- **Entries supplied**:

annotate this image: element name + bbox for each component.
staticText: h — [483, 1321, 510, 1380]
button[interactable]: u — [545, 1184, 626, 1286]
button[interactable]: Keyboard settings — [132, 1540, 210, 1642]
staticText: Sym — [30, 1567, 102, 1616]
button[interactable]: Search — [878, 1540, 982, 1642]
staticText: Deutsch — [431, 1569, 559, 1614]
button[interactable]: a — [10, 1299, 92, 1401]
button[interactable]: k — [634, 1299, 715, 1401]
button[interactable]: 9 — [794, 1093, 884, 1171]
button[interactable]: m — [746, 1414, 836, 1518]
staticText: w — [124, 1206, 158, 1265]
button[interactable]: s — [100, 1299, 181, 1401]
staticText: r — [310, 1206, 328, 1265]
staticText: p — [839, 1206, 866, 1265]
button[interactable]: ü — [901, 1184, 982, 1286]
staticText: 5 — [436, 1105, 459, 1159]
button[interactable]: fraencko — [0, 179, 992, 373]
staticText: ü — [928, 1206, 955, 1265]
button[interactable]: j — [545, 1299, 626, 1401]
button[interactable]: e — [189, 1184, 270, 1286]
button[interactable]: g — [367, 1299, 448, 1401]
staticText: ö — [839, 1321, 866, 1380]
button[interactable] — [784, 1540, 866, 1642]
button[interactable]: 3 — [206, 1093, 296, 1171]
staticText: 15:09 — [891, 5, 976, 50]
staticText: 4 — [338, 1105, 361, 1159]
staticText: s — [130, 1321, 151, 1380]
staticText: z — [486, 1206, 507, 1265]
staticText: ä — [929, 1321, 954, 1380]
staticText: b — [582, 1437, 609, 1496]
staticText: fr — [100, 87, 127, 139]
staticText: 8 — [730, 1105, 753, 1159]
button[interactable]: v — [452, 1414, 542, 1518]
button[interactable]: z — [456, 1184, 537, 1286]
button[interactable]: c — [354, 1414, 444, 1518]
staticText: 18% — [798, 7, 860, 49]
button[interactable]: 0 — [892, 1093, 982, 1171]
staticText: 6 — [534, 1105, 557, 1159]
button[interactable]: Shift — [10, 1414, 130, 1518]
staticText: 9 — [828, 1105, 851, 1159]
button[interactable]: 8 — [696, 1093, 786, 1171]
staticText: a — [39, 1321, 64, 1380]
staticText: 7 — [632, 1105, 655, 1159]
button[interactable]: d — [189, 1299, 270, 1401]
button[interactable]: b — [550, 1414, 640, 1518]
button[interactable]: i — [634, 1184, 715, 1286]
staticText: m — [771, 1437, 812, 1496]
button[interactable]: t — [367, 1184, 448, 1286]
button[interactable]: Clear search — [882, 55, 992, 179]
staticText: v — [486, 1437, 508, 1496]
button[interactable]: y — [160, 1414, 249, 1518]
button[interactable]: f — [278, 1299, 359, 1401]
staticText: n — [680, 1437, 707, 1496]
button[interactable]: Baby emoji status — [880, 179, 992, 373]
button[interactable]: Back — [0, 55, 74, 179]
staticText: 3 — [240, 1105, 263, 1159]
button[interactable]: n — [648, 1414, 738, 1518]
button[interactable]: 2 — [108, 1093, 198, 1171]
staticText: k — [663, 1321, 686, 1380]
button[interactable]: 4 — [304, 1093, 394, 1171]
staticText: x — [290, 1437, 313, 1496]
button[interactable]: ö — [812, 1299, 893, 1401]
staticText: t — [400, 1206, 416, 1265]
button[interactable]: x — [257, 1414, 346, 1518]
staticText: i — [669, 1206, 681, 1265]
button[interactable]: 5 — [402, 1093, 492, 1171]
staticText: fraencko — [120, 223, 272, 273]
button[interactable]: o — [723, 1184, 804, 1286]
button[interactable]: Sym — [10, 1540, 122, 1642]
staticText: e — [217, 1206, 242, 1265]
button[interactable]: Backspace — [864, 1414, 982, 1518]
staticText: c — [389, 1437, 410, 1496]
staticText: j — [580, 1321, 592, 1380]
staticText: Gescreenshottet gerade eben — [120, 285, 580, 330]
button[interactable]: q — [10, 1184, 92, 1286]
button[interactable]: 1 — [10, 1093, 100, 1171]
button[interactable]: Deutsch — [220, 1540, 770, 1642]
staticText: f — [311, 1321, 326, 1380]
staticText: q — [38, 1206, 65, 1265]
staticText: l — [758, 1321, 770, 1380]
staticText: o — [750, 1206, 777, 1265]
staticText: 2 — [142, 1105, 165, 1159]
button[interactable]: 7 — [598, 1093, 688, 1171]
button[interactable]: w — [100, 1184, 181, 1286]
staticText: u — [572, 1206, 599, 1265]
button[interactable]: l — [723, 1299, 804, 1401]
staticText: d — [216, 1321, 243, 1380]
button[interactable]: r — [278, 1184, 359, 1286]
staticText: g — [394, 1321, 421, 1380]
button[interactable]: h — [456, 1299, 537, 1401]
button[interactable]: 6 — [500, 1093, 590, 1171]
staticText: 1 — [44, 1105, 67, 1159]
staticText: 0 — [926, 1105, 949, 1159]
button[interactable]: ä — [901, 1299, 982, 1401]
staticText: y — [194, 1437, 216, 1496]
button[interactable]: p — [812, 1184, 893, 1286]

- **Task goal**: Write out the items word for word, from the very first line through the line that holds "staticText: 15:09 — [891, 5, 976, 50]", including both ends.

- **Exercise solution**:
annotate this image: element name + bbox for each component.
staticText: h — [483, 1321, 510, 1380]
button[interactable]: u — [545, 1184, 626, 1286]
button[interactable]: Keyboard settings — [132, 1540, 210, 1642]
staticText: Sym — [30, 1567, 102, 1616]
button[interactable]: Search — [878, 1540, 982, 1642]
staticText: Deutsch — [431, 1569, 559, 1614]
button[interactable]: a — [10, 1299, 92, 1401]
button[interactable]: k — [634, 1299, 715, 1401]
button[interactable]: 9 — [794, 1093, 884, 1171]
button[interactable]: m — [746, 1414, 836, 1518]
staticText: w — [124, 1206, 158, 1265]
button[interactable]: s — [100, 1299, 181, 1401]
staticText: r — [310, 1206, 328, 1265]
staticText: p — [839, 1206, 866, 1265]
button[interactable]: ü — [901, 1184, 982, 1286]
staticText: 5 — [436, 1105, 459, 1159]
button[interactable]: fraencko — [0, 179, 992, 373]
staticText: ü — [928, 1206, 955, 1265]
button[interactable]: j — [545, 1299, 626, 1401]
button[interactable]: e — [189, 1184, 270, 1286]
button[interactable]: g — [367, 1299, 448, 1401]
staticText: ö — [839, 1321, 866, 1380]
button[interactable] — [784, 1540, 866, 1642]
button[interactable]: 3 — [206, 1093, 296, 1171]
staticText: 15:09 — [891, 5, 976, 50]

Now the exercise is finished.